(Stored entries)
_ _ _ _

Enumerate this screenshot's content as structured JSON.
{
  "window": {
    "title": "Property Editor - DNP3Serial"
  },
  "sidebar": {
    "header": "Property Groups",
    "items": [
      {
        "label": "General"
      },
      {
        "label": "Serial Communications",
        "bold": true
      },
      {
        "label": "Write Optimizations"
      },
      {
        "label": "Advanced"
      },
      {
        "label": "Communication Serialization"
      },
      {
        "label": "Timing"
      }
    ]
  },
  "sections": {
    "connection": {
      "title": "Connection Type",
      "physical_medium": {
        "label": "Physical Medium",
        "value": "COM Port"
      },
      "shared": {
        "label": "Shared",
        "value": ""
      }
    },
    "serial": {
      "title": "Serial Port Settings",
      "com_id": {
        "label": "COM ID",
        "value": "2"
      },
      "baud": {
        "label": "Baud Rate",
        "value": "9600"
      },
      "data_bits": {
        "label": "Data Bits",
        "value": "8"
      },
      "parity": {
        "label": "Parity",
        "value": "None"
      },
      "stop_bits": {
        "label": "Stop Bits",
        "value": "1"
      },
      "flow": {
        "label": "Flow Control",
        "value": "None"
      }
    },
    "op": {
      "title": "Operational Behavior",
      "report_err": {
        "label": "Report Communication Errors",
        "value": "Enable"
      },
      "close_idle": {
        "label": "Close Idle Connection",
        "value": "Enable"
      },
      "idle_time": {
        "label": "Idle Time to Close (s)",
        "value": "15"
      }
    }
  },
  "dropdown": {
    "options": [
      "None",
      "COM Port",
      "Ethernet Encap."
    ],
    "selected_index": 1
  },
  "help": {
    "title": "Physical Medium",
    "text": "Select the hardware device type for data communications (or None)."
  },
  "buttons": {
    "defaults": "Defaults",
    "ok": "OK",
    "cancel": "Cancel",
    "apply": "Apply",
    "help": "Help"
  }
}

_ _ _ _

What is being asked: Only lines that contain the word "value" are wanted; copy each of them.

Expected output:
        "value": "COM Port"
        "value": ""
        "value": "2"
        "value": "9600"
        "value": "8"
        "value": "None"
        "value": "1"
        "value": "None"
        "value": "Enable"
        "value": "Enable"
        "value": "15"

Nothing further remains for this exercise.